_Your goal_.
Check each line below for the word "http" and give the number of lines that have it, nothing more.

— Start of Supplied information —

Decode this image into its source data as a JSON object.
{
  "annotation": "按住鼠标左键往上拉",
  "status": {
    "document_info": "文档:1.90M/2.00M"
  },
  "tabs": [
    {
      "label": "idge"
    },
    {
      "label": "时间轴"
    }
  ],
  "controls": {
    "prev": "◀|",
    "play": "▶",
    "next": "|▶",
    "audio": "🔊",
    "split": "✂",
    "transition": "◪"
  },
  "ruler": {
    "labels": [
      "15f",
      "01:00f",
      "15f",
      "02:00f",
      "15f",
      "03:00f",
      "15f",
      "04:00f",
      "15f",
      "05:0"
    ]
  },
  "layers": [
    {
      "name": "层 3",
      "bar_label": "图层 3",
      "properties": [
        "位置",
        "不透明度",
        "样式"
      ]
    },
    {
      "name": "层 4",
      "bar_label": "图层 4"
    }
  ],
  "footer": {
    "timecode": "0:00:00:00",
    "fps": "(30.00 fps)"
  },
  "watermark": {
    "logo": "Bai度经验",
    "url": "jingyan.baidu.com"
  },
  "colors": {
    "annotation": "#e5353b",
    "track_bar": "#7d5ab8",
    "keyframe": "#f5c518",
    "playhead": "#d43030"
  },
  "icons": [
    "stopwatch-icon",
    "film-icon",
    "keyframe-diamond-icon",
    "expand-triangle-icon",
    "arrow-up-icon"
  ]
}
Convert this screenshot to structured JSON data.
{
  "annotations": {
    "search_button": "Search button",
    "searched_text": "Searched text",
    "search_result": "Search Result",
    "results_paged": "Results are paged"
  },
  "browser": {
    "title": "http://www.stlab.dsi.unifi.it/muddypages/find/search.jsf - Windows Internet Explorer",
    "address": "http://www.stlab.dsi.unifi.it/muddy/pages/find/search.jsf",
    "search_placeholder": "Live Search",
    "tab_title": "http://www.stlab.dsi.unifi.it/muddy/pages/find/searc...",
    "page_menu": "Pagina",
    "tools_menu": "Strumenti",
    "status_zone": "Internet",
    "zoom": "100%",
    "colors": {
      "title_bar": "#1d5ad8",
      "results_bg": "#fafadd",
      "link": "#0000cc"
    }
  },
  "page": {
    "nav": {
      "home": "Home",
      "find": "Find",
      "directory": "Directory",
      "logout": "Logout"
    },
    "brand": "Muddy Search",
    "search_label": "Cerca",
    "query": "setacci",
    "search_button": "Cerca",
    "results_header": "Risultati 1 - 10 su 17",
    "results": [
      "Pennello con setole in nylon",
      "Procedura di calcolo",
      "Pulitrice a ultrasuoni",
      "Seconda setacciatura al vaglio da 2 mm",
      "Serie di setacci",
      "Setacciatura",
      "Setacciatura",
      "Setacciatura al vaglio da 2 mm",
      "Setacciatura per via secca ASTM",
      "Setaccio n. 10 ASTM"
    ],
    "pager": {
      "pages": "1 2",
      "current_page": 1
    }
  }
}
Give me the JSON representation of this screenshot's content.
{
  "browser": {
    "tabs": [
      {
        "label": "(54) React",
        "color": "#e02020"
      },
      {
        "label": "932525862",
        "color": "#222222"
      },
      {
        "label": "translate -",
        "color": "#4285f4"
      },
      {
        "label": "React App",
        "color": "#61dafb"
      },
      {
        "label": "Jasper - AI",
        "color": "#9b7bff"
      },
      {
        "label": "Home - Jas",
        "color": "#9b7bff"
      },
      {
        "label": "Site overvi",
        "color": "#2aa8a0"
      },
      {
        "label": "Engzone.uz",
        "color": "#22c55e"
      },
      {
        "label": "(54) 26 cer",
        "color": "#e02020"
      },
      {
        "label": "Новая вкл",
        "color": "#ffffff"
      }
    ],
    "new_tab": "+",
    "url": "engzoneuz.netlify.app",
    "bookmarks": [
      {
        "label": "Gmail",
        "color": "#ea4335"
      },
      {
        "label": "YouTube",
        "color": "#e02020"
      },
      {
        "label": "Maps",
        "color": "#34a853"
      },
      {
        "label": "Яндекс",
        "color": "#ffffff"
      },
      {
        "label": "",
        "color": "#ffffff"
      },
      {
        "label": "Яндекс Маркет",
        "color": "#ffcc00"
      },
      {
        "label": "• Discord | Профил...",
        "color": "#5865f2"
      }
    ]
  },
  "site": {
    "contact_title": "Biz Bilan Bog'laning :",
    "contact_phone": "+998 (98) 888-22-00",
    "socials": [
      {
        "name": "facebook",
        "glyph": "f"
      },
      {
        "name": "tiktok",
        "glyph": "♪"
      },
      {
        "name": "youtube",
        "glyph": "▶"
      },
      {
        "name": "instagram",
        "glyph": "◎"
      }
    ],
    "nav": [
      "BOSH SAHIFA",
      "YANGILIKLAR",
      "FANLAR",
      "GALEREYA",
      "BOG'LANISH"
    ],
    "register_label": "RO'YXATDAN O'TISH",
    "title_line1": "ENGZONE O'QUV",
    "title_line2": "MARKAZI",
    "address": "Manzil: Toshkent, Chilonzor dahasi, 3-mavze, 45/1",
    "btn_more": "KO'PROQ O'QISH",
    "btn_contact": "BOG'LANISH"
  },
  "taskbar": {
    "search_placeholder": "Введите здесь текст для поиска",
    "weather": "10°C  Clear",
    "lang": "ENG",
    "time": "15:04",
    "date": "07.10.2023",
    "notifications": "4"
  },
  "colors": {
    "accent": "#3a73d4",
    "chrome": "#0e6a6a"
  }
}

— End of Supplied information —

_Solution to the exercise_.
3